----- SOURCE MATERIAL

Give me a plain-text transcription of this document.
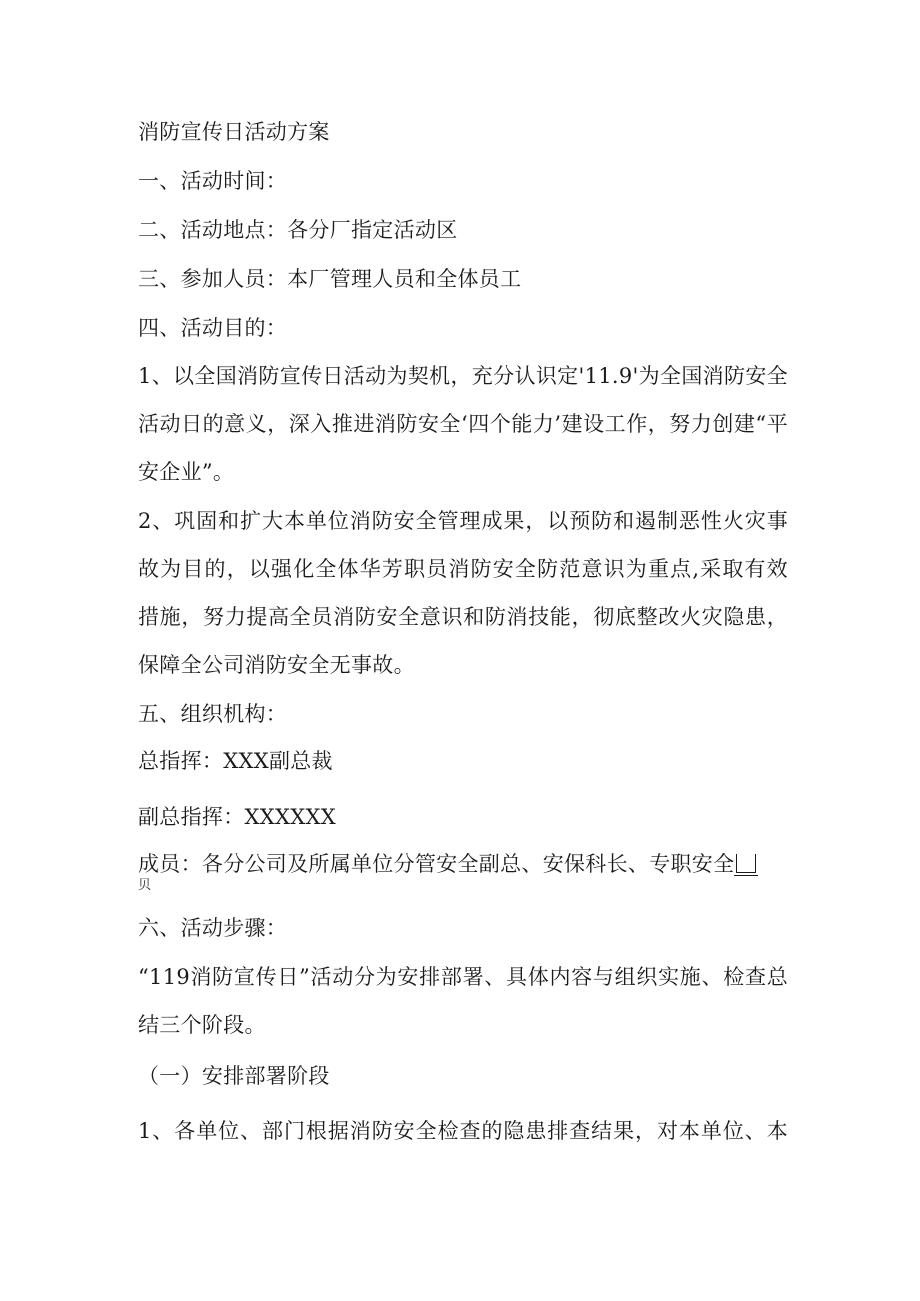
消防宣传日活动方案

一、活动时间：

二、活动地点：各分厂指定活动区

三、参加人员：本厂管理人员和全体员工

四、活动目的：

1、以全国消防宣传日活动为契机，充分认识定'11.9'为全国消防安全

活动日的意义，深入推进消防安全‘四个能力’建设工作，努力创建“平

安企业”。

2、巩固和扩大本单位消防安全管理成果，以预防和遏制恶性火灾事

故为目的，以强化全体华芳职员消防安全防范意识为重点,采取有效

措施，努力提高全员消防安全意识和防消技能，彻底整改火灾隐患，

保障全公司消防安全无事故。

五、组织机构：

总指挥：XXX副总裁

副总指挥：XXXXXX

成员：各分公司及所属单位分管安全副总、安保科长、专职安全

贝

六、活动步骤：

“119消防宣传日”活动分为安排部署、具体内容与组织实施、检查总

结三个阶段。

（一）安排部署阶段

1、各单位、部门根据消防安全检查的隐患排查结果，对本单位、本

----------

■ GOAL
Output the material word for word, omitting its pictures.

■ TASK SOLUTION
Give me a plain-text transcription of this document.
消防宣传日活动方案

一、活动时间：

二、活动地点：各分厂指定活动区

三、参加人员：本厂管理人员和全体员工

四、活动目的：

1、以全国消防宣传日活动为契机，充分认识定'11.9'为全国消防安全

活动日的意义，深入推进消防安全‘四个能力’建设工作，努力创建“平

安企业”。

2、巩固和扩大本单位消防安全管理成果，以预防和遏制恶性火灾事

故为目的，以强化全体华芳职员消防安全防范意识为重点,采取有效

措施，努力提高全员消防安全意识和防消技能，彻底整改火灾隐患，

保障全公司消防安全无事故。

五、组织机构：

总指挥：XXX副总裁

副总指挥：XXXXXX

成员：各分公司及所属单位分管安全副总、安保科长、专职安全

贝

六、活动步骤：

“119消防宣传日”活动分为安排部署、具体内容与组织实施、检查总

结三个阶段。

（一）安排部署阶段

1、各单位、部门根据消防安全检查的隐患排查结果，对本单位、本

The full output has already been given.